* [WHAT YOU WILL DO] Return each entry exactly, with none missing.

* [DATA SUPPLIED]
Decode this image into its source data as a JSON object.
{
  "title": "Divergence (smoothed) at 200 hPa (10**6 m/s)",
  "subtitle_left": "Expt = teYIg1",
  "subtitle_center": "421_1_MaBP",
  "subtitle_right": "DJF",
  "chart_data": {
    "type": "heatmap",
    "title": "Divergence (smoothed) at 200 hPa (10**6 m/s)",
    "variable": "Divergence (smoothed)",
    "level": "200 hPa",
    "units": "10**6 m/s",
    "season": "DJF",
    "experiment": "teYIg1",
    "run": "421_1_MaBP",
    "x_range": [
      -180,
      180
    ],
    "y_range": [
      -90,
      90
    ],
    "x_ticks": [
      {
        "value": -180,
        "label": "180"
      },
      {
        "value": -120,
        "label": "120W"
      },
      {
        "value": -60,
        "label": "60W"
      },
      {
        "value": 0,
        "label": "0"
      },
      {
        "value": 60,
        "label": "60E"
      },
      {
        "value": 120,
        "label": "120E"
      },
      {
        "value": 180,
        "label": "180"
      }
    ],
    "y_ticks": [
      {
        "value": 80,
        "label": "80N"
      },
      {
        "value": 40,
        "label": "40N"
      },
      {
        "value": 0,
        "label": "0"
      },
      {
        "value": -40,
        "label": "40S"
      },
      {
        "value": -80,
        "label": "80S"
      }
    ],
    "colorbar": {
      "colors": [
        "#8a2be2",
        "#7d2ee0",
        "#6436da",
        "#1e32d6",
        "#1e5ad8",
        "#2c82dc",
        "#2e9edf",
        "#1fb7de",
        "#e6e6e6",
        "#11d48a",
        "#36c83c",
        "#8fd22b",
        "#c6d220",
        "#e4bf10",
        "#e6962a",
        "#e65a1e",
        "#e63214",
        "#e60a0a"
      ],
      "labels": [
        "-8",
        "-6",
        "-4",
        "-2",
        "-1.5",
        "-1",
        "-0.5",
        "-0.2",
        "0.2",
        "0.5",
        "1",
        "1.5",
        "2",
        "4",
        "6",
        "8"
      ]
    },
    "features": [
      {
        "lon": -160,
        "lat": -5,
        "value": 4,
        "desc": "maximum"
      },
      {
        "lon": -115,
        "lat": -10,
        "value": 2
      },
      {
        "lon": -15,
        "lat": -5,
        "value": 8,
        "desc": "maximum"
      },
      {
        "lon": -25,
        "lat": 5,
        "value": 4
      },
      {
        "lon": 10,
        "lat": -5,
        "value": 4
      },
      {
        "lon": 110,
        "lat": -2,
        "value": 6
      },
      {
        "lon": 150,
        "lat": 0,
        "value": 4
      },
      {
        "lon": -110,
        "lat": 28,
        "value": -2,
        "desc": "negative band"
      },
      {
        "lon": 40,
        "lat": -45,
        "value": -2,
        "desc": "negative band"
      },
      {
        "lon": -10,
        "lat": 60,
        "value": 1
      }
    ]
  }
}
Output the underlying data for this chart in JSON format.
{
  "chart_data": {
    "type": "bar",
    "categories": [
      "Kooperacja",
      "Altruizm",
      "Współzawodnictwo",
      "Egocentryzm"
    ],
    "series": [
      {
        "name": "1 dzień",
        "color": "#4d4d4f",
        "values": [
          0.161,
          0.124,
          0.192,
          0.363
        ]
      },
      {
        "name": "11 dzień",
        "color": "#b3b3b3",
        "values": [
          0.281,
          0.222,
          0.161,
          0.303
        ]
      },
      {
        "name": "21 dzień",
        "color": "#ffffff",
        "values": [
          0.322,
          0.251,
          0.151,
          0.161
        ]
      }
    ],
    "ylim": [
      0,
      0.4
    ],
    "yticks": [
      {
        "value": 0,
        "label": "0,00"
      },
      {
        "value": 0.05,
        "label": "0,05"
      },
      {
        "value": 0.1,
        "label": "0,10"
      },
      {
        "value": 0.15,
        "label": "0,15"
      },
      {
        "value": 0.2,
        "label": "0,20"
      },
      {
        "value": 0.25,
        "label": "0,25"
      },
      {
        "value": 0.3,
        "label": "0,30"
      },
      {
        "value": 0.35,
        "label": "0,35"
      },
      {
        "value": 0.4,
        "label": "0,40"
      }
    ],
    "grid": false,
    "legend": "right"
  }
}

* [ANSWER BELOW]
Decode this image into its source data as a JSON object.
{
  "title": "Divergence (smoothed) at 200 hPa (10**6 m/s)",
  "subtitle_left": "Expt = teYIg1",
  "subtitle_center": "421_1_MaBP",
  "subtitle_right": "DJF",
  "chart_data": {
    "type": "heatmap",
    "title": "Divergence (smoothed) at 200 hPa (10**6 m/s)",
    "variable": "Divergence (smoothed)",
    "level": "200 hPa",
    "units": "10**6 m/s",
    "season": "DJF",
    "experiment": "teYIg1",
    "run": "421_1_MaBP",
    "x_range": [
      -180,
      180
    ],
    "y_range": [
      -90,
      90
    ],
    "x_ticks": [
      {
        "value": -180,
        "label": "180"
      },
      {
        "value": -120,
        "label": "120W"
      },
      {
        "value": -60,
        "label": "60W"
      },
      {
        "value": 0,
        "label": "0"
      },
      {
        "value": 60,
        "label": "60E"
      },
      {
        "value": 120,
        "label": "120E"
      },
      {
        "value": 180,
        "label": "180"
      }
    ],
    "y_ticks": [
      {
        "value": 80,
        "label": "80N"
      },
      {
        "value": 40,
        "label": "40N"
      },
      {
        "value": 0,
        "label": "0"
      },
      {
        "value": -40,
        "label": "40S"
      },
      {
        "value": -80,
        "label": "80S"
      }
    ],
    "colorbar": {
      "colors": [
        "#8a2be2",
        "#7d2ee0",
        "#6436da",
        "#1e32d6",
        "#1e5ad8",
        "#2c82dc",
        "#2e9edf",
        "#1fb7de",
        "#e6e6e6",
        "#11d48a",
        "#36c83c",
        "#8fd22b",
        "#c6d220",
        "#e4bf10",
        "#e6962a",
        "#e65a1e",
        "#e63214",
        "#e60a0a"
      ],
      "labels": [
        "-8",
        "-6",
        "-4",
        "-2",
        "-1.5",
        "-1",
        "-0.5",
        "-0.2",
        "0.2",
        "0.5",
        "1",
        "1.5",
        "2",
        "4",
        "6",
        "8"
      ]
    },
    "features": [
      {
        "lon": -160,
        "lat": -5,
        "value": 4,
        "desc": "maximum"
      },
      {
        "lon": -115,
        "lat": -10,
        "value": 2
      },
      {
        "lon": -15,
        "lat": -5,
        "value": 8,
        "desc": "maximum"
      },
      {
        "lon": -25,
        "lat": 5,
        "value": 4
      },
      {
        "lon": 10,
        "lat": -5,
        "value": 4
      },
      {
        "lon": 110,
        "lat": -2,
        "value": 6
      },
      {
        "lon": 150,
        "lat": 0,
        "value": 4
      },
      {
        "lon": -110,
        "lat": 28,
        "value": -2,
        "desc": "negative band"
      },
      {
        "lon": 40,
        "lat": -45,
        "value": -2,
        "desc": "negative band"
      },
      {
        "lon": -10,
        "lat": 60,
        "value": 1
      }
    ]
  }
}
Output the underlying data for this chart in JSON format.
{
  "chart_data": {
    "type": "bar",
    "categories": [
      "Kooperacja",
      "Altruizm",
      "Współzawodnictwo",
      "Egocentryzm"
    ],
    "series": [
      {
        "name": "1 dzień",
        "color": "#4d4d4f",
        "values": [
          0.161,
          0.124,
          0.192,
          0.363
        ]
      },
      {
        "name": "11 dzień",
        "color": "#b3b3b3",
        "values": [
          0.281,
          0.222,
          0.161,
          0.303
        ]
      },
      {
        "name": "21 dzień",
        "color": "#ffffff",
        "values": [
          0.322,
          0.251,
          0.151,
          0.161
        ]
      }
    ],
    "ylim": [
      0,
      0.4
    ],
    "yticks": [
      {
        "value": 0,
        "label": "0,00"
      },
      {
        "value": 0.05,
        "label": "0,05"
      },
      {
        "value": 0.1,
        "label": "0,10"
      },
      {
        "value": 0.15,
        "label": "0,15"
      },
      {
        "value": 0.2,
        "label": "0,20"
      },
      {
        "value": 0.25,
        "label": "0,25"
      },
      {
        "value": 0.3,
        "label": "0,30"
      },
      {
        "value": 0.35,
        "label": "0,35"
      },
      {
        "value": 0.4,
        "label": "0,40"
      }
    ],
    "grid": false,
    "legend": "right"
  }
}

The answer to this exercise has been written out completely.